Using the entries that follow, collect the lines where the word "table" appears.

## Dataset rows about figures
[START]
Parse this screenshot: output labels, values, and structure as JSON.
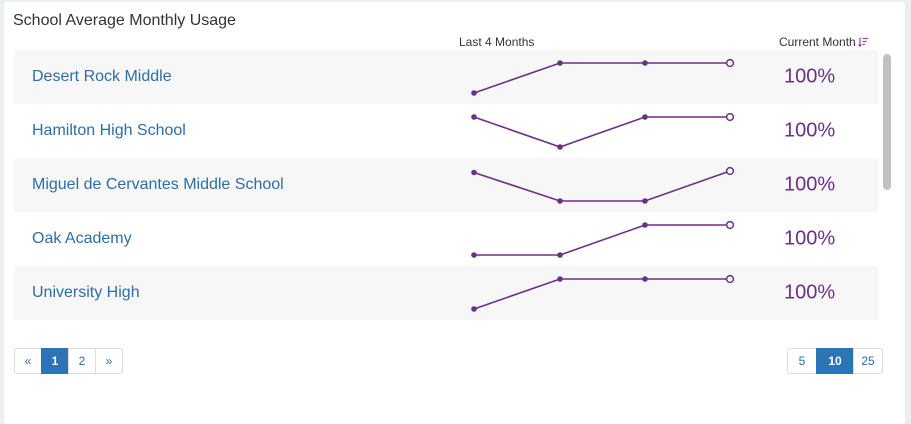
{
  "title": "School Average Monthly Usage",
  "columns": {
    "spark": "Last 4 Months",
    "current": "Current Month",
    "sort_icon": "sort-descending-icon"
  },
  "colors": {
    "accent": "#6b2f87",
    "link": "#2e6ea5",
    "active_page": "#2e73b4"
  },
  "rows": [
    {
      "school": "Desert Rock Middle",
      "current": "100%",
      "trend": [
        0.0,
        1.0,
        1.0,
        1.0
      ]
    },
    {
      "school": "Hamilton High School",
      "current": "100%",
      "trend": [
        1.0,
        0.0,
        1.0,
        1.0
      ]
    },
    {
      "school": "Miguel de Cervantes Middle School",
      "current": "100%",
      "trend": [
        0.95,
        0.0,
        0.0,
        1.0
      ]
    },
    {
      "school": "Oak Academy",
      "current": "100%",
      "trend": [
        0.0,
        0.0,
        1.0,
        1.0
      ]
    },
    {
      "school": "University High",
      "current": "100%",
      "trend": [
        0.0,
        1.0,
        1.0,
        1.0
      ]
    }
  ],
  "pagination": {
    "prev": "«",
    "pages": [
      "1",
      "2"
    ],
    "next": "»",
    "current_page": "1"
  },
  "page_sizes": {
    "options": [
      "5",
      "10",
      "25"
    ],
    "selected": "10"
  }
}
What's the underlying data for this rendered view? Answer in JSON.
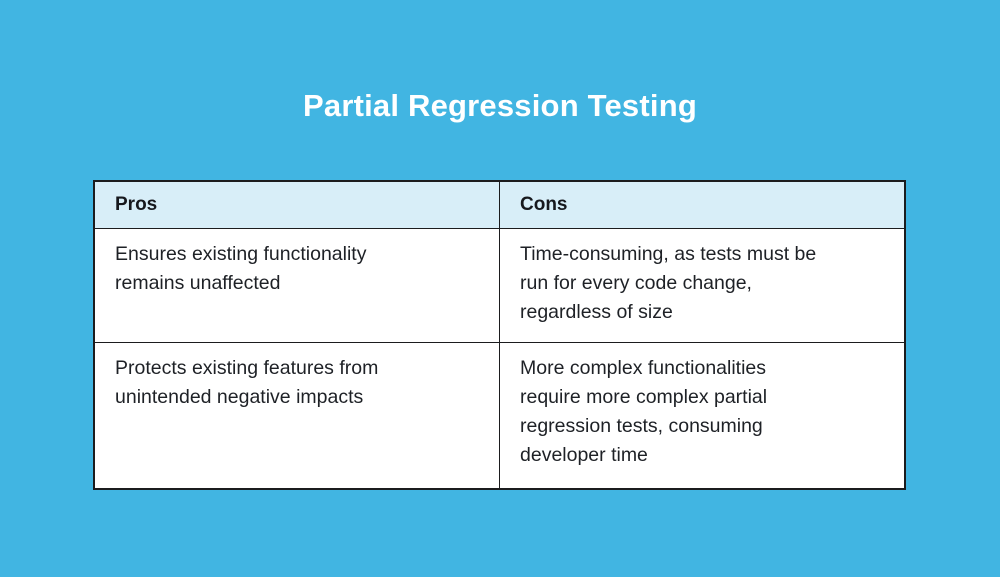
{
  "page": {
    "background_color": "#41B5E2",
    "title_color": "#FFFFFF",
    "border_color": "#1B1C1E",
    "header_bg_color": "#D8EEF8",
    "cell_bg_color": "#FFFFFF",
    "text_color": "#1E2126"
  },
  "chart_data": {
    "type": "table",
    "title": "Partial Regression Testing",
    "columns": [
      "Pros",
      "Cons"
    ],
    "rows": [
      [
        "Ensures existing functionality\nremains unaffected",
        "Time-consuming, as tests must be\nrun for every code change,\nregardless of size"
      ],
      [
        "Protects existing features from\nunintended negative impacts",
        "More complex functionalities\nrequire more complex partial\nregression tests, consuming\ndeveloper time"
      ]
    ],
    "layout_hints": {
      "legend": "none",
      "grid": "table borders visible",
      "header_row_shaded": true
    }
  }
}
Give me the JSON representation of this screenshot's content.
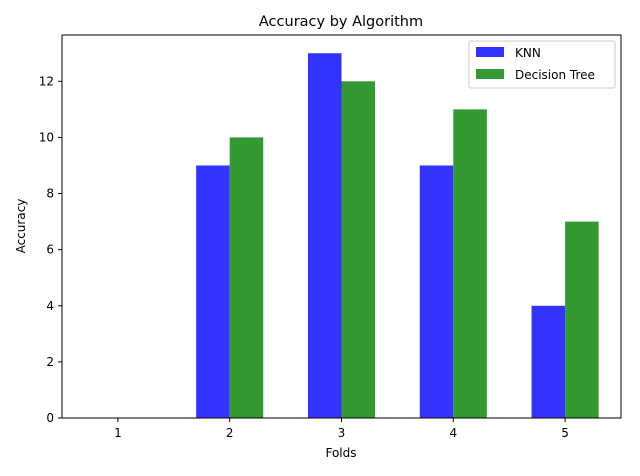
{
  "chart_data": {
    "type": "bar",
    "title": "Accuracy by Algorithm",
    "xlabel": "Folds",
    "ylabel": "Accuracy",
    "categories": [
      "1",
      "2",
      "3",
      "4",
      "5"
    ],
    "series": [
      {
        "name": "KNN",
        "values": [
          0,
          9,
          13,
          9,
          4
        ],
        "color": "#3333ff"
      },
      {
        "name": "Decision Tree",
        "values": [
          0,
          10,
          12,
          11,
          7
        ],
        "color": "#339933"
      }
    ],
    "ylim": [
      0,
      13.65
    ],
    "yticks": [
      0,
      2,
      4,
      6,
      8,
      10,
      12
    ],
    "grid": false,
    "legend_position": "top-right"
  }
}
[END]
## ANSWER TO THIS EXERCISE
    "type": "table",
      "grid": "table borders visible",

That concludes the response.